--- start Entries provided ---
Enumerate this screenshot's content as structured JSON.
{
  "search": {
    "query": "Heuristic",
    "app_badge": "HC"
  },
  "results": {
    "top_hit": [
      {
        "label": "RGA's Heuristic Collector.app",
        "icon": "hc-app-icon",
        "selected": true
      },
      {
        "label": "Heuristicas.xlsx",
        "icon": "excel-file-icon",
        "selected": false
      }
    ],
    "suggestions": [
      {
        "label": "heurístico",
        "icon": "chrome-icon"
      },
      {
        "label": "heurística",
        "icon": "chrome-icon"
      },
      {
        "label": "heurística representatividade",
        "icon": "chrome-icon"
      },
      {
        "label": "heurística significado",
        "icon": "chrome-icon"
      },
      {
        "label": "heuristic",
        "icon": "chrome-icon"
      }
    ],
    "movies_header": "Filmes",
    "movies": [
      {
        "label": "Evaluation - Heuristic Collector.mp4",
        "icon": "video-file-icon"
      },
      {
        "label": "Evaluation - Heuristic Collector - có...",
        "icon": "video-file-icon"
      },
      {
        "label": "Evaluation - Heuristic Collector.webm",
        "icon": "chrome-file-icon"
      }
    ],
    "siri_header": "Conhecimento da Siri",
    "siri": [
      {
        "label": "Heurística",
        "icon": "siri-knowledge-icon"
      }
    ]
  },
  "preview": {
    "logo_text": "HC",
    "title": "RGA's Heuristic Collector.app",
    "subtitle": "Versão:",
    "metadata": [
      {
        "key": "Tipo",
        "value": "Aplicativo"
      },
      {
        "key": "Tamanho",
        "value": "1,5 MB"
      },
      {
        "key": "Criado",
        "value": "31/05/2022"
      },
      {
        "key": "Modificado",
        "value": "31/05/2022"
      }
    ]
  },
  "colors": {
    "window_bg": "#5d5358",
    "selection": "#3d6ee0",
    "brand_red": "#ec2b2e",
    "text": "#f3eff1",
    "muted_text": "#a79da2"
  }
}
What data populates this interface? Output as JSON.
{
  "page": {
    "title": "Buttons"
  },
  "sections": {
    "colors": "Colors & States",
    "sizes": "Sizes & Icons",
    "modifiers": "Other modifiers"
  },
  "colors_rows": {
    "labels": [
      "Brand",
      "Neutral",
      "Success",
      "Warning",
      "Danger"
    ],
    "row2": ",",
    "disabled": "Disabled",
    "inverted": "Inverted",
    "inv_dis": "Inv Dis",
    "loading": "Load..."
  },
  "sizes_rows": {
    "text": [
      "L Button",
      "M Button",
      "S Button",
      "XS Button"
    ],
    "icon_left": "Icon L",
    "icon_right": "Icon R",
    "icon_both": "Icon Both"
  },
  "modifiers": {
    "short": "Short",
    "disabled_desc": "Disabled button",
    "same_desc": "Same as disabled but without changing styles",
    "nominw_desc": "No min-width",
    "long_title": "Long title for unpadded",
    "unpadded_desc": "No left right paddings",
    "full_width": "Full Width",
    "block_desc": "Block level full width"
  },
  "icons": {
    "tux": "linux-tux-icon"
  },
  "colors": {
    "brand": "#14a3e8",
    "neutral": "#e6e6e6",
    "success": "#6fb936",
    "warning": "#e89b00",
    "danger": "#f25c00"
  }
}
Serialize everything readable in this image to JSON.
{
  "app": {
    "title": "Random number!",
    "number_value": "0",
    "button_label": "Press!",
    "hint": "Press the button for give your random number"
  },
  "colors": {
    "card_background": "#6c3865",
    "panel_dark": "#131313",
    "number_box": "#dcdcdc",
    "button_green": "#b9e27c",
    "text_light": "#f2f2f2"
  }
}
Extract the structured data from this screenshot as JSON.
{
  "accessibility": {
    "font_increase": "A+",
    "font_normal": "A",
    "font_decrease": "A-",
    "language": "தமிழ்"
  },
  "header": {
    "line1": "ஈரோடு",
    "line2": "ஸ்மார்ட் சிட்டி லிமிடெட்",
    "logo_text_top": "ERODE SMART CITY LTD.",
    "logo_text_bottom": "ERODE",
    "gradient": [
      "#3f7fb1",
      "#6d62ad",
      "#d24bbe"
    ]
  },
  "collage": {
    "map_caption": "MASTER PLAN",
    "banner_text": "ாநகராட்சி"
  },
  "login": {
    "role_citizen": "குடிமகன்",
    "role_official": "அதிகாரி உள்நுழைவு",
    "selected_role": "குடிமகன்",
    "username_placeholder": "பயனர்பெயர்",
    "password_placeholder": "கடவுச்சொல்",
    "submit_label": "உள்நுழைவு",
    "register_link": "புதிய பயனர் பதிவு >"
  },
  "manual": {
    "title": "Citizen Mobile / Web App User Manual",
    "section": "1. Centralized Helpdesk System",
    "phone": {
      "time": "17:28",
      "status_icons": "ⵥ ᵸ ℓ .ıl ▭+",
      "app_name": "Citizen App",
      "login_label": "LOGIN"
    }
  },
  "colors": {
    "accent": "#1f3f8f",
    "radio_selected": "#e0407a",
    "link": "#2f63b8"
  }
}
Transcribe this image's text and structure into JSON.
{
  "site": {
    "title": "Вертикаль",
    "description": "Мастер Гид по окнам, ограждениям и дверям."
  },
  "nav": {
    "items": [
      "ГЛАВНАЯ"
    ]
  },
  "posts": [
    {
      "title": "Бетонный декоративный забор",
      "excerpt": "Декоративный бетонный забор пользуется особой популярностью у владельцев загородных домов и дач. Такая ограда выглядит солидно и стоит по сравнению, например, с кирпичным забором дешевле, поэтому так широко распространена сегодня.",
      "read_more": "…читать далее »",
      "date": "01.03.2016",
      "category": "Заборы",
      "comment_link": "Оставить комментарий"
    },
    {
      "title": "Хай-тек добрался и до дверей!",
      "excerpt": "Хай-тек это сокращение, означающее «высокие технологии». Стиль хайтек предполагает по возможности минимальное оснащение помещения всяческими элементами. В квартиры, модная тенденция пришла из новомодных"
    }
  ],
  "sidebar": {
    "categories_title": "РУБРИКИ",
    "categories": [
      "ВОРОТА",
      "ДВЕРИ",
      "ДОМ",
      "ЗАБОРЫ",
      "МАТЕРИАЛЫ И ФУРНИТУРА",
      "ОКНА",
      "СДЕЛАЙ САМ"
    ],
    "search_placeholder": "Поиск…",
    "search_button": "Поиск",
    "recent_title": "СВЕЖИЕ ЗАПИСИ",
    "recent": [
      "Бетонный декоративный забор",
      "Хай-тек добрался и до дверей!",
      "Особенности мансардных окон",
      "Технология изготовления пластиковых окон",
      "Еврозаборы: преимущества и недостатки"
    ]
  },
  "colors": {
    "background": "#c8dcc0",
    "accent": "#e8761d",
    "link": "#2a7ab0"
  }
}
--- end Entries provided ---
[Exercise] Reproduce each line of the material above precisely.

[Exercise solution]
Enumerate this screenshot's content as structured JSON.
{
  "search": {
    "query": "Heuristic",
    "app_badge": "HC"
  },
  "results": {
    "top_hit": [
      {
        "label": "RGA's Heuristic Collector.app",
        "icon": "hc-app-icon",
        "selected": true
      },
      {
        "label": "Heuristicas.xlsx",
        "icon": "excel-file-icon",
        "selected": false
      }
    ],
    "suggestions": [
      {
        "label": "heurístico",
        "icon": "chrome-icon"
      },
      {
        "label": "heurística",
        "icon": "chrome-icon"
      },
      {
        "label": "heurística representatividade",
        "icon": "chrome-icon"
      },
      {
        "label": "heurística significado",
        "icon": "chrome-icon"
      },
      {
        "label": "heuristic",
        "icon": "chrome-icon"
      }
    ],
    "movies_header": "Filmes",
    "movies": [
      {
        "label": "Evaluation - Heuristic Collector.mp4",
        "icon": "video-file-icon"
      },
      {
        "label": "Evaluation - Heuristic Collector - có...",
        "icon": "video-file-icon"
      },
      {
        "label": "Evaluation - Heuristic Collector.webm",
        "icon": "chrome-file-icon"
      }
    ],
    "siri_header": "Conhecimento da Siri",
    "siri": [
      {
        "label": "Heurística",
        "icon": "siri-knowledge-icon"
      }
    ]
  },
  "preview": {
    "logo_text": "HC",
    "title": "RGA's Heuristic Collector.app",
    "subtitle": "Versão:",
    "metadata": [
      {
        "key": "Tipo",
        "value": "Aplicativo"
      },
      {
        "key": "Tamanho",
        "value": "1,5 MB"
      },
      {
        "key": "Criado",
        "value": "31/05/2022"
      },
      {
        "key": "Modificado",
        "value": "31/05/2022"
      }
    ]
  },
  "colors": {
    "window_bg": "#5d5358",
    "selection": "#3d6ee0",
    "brand_red": "#ec2b2e",
    "text": "#f3eff1",
    "muted_text": "#a79da2"
  }
}
What data populates this interface? Output as JSON.
{
  "page": {
    "title": "Buttons"
  },
  "sections": {
    "colors": "Colors & States",
    "sizes": "Sizes & Icons",
    "modifiers": "Other modifiers"
  },
  "colors_rows": {
    "labels": [
      "Brand",
      "Neutral",
      "Success",
      "Warning",
      "Danger"
    ],
    "row2": ",",
    "disabled": "Disabled",
    "inverted": "Inverted",
    "inv_dis": "Inv Dis",
    "loading": "Load..."
  },
  "sizes_rows": {
    "text": [
      "L Button",
      "M Button",
      "S Button",
      "XS Button"
    ],
    "icon_left": "Icon L",
    "icon_right": "Icon R",
    "icon_both": "Icon Both"
  },
  "modifiers": {
    "short": "Short",
    "disabled_desc": "Disabled button",
    "same_desc": "Same as disabled but without changing styles",
    "nominw_desc": "No min-width",
    "long_title": "Long title for unpadded",
    "unpadded_desc": "No left right paddings",
    "full_width": "Full Width",
    "block_desc": "Block level full width"
  },
  "icons": {
    "tux": "linux-tux-icon"
  },
  "colors": {
    "brand": "#14a3e8",
    "neutral": "#e6e6e6",
    "success": "#6fb936",
    "warning": "#e89b00",
    "danger": "#f25c00"
  }
}
Serialize everything readable in this image to JSON.
{
  "app": {
    "title": "Random number!",
    "number_value": "0",
    "button_label": "Press!",
    "hint": "Press the button for give your random number"
  },
  "colors": {
    "card_background": "#6c3865",
    "panel_dark": "#131313",
    "number_box": "#dcdcdc",
    "button_green": "#b9e27c",
    "text_light": "#f2f2f2"
  }
}
Extract the structured data from this screenshot as JSON.
{
  "accessibility": {
    "font_increase": "A+",
    "font_normal": "A",
    "font_decrease": "A-",
    "language": "தமிழ்"
  },
  "header": {
    "line1": "ஈரோடு",
    "line2": "ஸ்மார்ட் சிட்டி லிமிடெட்",
    "logo_text_top": "ERODE SMART CITY LTD.",
    "logo_text_bottom": "ERODE",
    "gradient": [
      "#3f7fb1",
      "#6d62ad",
      "#d24bbe"
    ]
  },
  "collage": {
    "map_caption": "MASTER PLAN",
    "banner_text": "ாநகராட்சி"
  },
  "login": {
    "role_citizen": "குடிமகன்",
    "role_official": "அதிகாரி உள்நுழைவு",
    "selected_role": "குடிமகன்",
    "username_placeholder": "பயனர்பெயர்",
    "password_placeholder": "கடவுச்சொல்",
    "submit_label": "உள்நுழைவு",
    "register_link": "புதிய பயனர் பதிவு >"
  },
  "manual": {
    "title": "Citizen Mobile / Web App User Manual",
    "section": "1. Centralized Helpdesk System",
    "phone": {
      "time": "17:28",
      "status_icons": "ⵥ ᵸ ℓ .ıl ▭+",
      "app_name": "Citizen App",
      "login_label": "LOGIN"
    }
  },
  "colors": {
    "accent": "#1f3f8f",
    "radio_selected": "#e0407a",
    "link": "#2f63b8"
  }
}
Transcribe this image's text and structure into JSON.
{
  "site": {
    "title": "Вертикаль",
    "description": "Мастер Гид по окнам, ограждениям и дверям."
  },
  "nav": {
    "items": [
      "ГЛАВНАЯ"
    ]
  },
  "posts": [
    {
      "title": "Бетонный декоративный забор",
      "excerpt": "Декоративный бетонный забор пользуется особой популярностью у владельцев загородных домов и дач. Такая ограда выглядит солидно и стоит по сравнению, например, с кирпичным забором дешевле, поэтому так широко распространена сегодня.",
      "read_more": "…читать далее »",
      "date": "01.03.2016",
      "category": "Заборы",
      "comment_link": "Оставить комментарий"
    },
    {
      "title": "Хай-тек добрался и до дверей!",
      "excerpt": "Хай-тек это сокращение, означающее «высокие технологии». Стиль хайтек предполагает по возможности минимальное оснащение помещения всяческими элементами. В квартиры, модная тенденция пришла из новомодных"
    }
  ],
  "sidebar": {
    "categories_title": "РУБРИКИ",
    "categories": [
      "ВОРОТА",
      "ДВЕРИ",
      "ДОМ",
      "ЗАБОРЫ",
      "МАТЕРИАЛЫ И ФУРНИТУРА",
      "ОКНА",
      "СДЕЛАЙ САМ"
    ],
    "search_placeholder": "Поиск…",
    "search_button": "Поиск",
    "recent_title": "СВЕЖИЕ ЗАПИСИ",
    "recent": [
      "Бетонный декоративный забор",
      "Хай-тек добрался и до дверей!",
      "Особенности мансардных окон",
      "Технология изготовления пластиковых окон",
      "Еврозаборы: преимущества и недостатки"
    ]
  },
  "colors": {
    "background": "#c8dcc0",
    "accent": "#e8761d",
    "link": "#2a7ab0"
  }
}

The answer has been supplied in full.